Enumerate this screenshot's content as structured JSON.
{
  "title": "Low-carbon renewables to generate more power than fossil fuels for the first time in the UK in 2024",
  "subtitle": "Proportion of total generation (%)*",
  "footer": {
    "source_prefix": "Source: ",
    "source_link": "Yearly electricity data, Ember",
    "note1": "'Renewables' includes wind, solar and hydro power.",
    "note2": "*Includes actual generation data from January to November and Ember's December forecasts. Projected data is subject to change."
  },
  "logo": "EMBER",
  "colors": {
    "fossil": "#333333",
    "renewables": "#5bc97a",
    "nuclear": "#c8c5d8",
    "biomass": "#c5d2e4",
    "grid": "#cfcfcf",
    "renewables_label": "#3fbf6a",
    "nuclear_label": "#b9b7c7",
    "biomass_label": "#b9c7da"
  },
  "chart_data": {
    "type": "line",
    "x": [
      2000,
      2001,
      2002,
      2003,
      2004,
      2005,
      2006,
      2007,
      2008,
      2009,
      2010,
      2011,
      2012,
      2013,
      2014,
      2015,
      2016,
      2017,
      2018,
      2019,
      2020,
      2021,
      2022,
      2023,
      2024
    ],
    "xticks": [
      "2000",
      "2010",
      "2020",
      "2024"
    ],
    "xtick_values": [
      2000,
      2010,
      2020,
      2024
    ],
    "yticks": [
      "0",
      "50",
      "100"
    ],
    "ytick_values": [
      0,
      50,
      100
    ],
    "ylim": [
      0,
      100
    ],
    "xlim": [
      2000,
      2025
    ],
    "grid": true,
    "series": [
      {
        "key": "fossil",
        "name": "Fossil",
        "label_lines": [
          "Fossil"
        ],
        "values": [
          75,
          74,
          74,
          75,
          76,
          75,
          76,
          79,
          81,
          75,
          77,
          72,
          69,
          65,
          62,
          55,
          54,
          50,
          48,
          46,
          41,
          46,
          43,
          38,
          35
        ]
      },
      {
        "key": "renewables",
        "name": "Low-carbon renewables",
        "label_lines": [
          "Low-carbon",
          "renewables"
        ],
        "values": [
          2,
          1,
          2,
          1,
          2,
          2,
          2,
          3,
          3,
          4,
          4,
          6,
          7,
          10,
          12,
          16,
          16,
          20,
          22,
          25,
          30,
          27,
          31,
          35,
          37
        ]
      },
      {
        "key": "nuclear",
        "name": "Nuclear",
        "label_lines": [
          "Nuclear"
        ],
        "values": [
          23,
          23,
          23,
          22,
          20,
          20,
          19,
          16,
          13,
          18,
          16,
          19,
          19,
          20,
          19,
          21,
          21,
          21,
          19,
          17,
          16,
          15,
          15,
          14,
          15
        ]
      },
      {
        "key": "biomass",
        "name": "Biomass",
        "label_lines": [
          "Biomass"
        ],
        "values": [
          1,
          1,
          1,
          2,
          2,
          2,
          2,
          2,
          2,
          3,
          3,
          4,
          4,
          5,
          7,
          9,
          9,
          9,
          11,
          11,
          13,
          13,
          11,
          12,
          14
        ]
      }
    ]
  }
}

****

What is being asked: The answer must consist solely of the number of lines in the entries that contain the word "name".

Reply to the task: 4